• [文本节选]
爬虫学习案例-bs4(爬取豆瓣音乐排行榜)

572 阅读2分钟

此次内容是使用bs4的方法爬取豆瓣音乐排行榜

步骤:

解析数据:

1、把页面源代码交给BeautifulSoup进行处理,生成bs对象

2、从bs对象中查找数据

import requests
from bs4 import BeautifulSoup

url = "https://music.douban.com/chart"
headers = {
    'User-Agent':'Mozilla/5.0 (Windows NT 10.0; Win64; x64) AppleWebKit/537.36 (KHTML, like Gecko) Chrome/95.0.4638.54 Safari/537.36 Edg/95.0.1020.30'
}
resp = requests.get(url,headers=headers)

# 解析数据
# 1、把页面源代码交给BeautifulSoup进行处理,生成bs对象
page = BeautifulSoup(resp.text,'html.parser') #指定HTML解析器

# 2、从bs对象中查找数据
# find(标签,属性=值)
# find_all(标签,属性=值)

# ul1 = page.find("ul",class="col5")  #class是python的关键字
# ul1 = page.find("ul",class_="col5")

• [任务简述 1]
根据节选回答下列问题：
(a) 这次爬取豆瓣音乐排行榜用的是什么方法？
(b) 创建 bs 对象时指定的 HTML 解析器是哪一个？
(c) 按注释的说法，find 中不能直接写 class="col5" 的原因是什么？
• [任务简述 2] 列出节选里 User-Agent 字符串中所有"名称/版本号"形式的标识。
• [任务简述 3] 重写节选中从"import requests"起到"resp = requests.get(url,headers=headers)"为止（含首尾）的部分，把其中的"headers"全部换成"req_headers"。

• [已存数据行]
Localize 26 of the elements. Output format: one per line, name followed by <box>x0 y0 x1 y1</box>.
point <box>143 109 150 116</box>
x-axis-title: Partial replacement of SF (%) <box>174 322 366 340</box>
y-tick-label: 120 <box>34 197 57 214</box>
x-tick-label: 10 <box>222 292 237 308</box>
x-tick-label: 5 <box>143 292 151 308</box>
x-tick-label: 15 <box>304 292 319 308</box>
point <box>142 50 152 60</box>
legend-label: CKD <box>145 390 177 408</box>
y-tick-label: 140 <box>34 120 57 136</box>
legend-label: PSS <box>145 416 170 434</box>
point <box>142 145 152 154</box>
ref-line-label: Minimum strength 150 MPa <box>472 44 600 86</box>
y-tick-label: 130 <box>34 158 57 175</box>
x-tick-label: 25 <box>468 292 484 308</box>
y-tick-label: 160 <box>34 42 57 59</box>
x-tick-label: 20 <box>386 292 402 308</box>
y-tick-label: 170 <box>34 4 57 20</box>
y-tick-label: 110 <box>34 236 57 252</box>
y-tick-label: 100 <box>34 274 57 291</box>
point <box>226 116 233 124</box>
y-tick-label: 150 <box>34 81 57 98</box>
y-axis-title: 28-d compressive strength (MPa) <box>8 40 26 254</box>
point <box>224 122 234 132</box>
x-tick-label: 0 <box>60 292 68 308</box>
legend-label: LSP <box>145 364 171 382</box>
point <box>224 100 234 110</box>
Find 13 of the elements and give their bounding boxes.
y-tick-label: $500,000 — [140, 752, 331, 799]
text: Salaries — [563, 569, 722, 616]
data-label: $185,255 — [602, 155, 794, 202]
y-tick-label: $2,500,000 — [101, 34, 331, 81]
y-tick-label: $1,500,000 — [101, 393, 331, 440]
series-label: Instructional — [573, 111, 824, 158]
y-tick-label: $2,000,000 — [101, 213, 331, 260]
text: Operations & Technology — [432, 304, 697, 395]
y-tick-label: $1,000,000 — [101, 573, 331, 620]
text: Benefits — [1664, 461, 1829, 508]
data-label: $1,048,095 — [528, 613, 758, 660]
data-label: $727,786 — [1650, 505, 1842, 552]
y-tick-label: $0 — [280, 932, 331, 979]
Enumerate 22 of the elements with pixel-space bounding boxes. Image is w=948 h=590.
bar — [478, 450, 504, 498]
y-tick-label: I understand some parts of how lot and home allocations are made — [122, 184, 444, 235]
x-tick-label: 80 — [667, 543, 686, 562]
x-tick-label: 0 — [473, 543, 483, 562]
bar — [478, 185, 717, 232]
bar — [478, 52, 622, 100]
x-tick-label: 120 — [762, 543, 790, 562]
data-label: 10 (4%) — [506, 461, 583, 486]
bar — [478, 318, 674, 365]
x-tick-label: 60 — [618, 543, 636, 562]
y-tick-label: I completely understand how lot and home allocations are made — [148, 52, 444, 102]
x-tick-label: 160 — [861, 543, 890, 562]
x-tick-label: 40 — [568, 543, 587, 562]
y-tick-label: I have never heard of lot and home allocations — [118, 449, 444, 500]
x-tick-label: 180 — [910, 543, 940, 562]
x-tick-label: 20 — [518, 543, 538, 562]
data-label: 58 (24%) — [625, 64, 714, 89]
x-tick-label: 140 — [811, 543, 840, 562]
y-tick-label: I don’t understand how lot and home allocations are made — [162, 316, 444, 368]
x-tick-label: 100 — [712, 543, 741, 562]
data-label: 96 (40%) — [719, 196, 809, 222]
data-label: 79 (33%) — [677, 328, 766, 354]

• [正确答案 1]
(a) bs4 的方法
(b) 'html.parser'
(c) class 是 Python 的关键字

• [正确答案 2] Mozilla/5.0、AppleWebKit/537.36、Chrome/95.0.4638.54、Safari/537.36、Edg/95.0.1020.30

• [正确答案 3]
import requests
from bs4 import BeautifulSoup

url = "https://music.douban.com/chart"
req_headers = {
    'User-Agent':'Mozilla/5.0 (Windows NT 10.0; Win64; x64) AppleWebKit/537.36 (KHTML, like Gecko) Chrome/95.0.4638.54 Safari/537.36 Edg/95.0.1020.30'
}
resp = requests.get(url,req_headers=req_headers)